■ RECORDED INFORMATION
■ ■ ■ ■ ■ ■ ■

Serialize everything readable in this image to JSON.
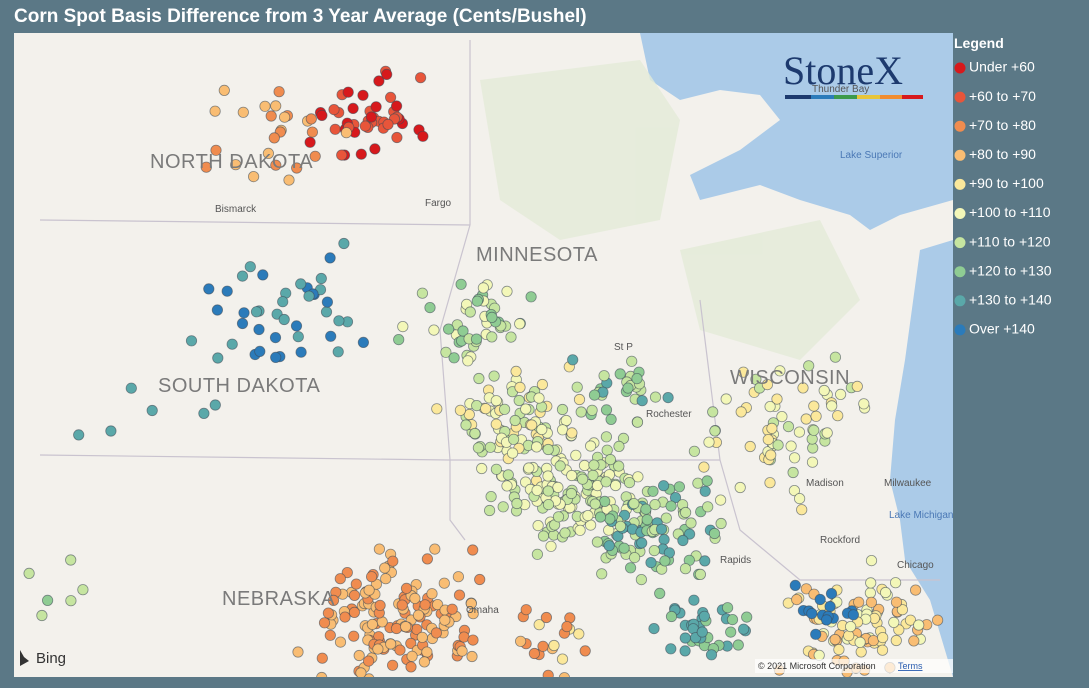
{
  "header": {
    "title": "Corn Spot Basis Difference from 3 Year Average (Cents/Bushel)"
  },
  "legend": {
    "title": "Legend",
    "items": [
      {
        "label": "Under +60",
        "color": "#d7191c"
      },
      {
        "label": "+60 to +70",
        "color": "#e8553a"
      },
      {
        "label": "+70 to +80",
        "color": "#f08c4f"
      },
      {
        "label": "+80 to +90",
        "color": "#f9bd73"
      },
      {
        "label": "+90 to +100",
        "color": "#fbe89b"
      },
      {
        "label": "+100 to +110",
        "color": "#f3f7b8"
      },
      {
        "label": "+110 to +120",
        "color": "#c6e5a0"
      },
      {
        "label": "+120 to +130",
        "color": "#8fcc93"
      },
      {
        "label": "+130 to +140",
        "color": "#5aa8a9"
      },
      {
        "label": "Over +140",
        "color": "#2b7bba"
      }
    ]
  },
  "map": {
    "states": [
      "NORTH DAKOTA",
      "MINNESOTA",
      "SOUTH DAKOTA",
      "WISCONSIN",
      "NEBRASKA"
    ],
    "places": [
      "Bismarck",
      "Fargo",
      "Thunder Bay",
      "Lake Superior",
      "St P",
      "Rochester",
      "Madison",
      "Milwaukee",
      "Lake Michigan",
      "Rockford",
      "Rapids",
      "Chicago",
      "Omaha"
    ]
  },
  "logo": "StoneX",
  "attribution": {
    "provider": "Bing",
    "copyright": "© 2021 Microsoft Corporation",
    "terms": "Terms"
  }
}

■ ■ ■ ■ ■ ■ ■

■ WHAT TO PRODUCE
Repeat all the data as it stands, dropping any images it holds.

■ SOLVED EXERCISE
Serialize everything readable in this image to JSON.
{
  "header": {
    "title": "Corn Spot Basis Difference from 3 Year Average (Cents/Bushel)"
  },
  "legend": {
    "title": "Legend",
    "items": [
      {
        "label": "Under +60",
        "color": "#d7191c"
      },
      {
        "label": "+60 to +70",
        "color": "#e8553a"
      },
      {
        "label": "+70 to +80",
        "color": "#f08c4f"
      },
      {
        "label": "+80 to +90",
        "color": "#f9bd73"
      },
      {
        "label": "+90 to +100",
        "color": "#fbe89b"
      },
      {
        "label": "+100 to +110",
        "color": "#f3f7b8"
      },
      {
        "label": "+110 to +120",
        "color": "#c6e5a0"
      },
      {
        "label": "+120 to +130",
        "color": "#8fcc93"
      },
      {
        "label": "+130 to +140",
        "color": "#5aa8a9"
      },
      {
        "label": "Over +140",
        "color": "#2b7bba"
      }
    ]
  },
  "map": {
    "states": [
      "NORTH DAKOTA",
      "MINNESOTA",
      "SOUTH DAKOTA",
      "WISCONSIN",
      "NEBRASKA"
    ],
    "places": [
      "Bismarck",
      "Fargo",
      "Thunder Bay",
      "Lake Superior",
      "St P",
      "Rochester",
      "Madison",
      "Milwaukee",
      "Lake Michigan",
      "Rockford",
      "Rapids",
      "Chicago",
      "Omaha"
    ]
  },
  "logo": "StoneX",
  "attribution": {
    "provider": "Bing",
    "copyright": "© 2021 Microsoft Corporation",
    "terms": "Terms"
  }
}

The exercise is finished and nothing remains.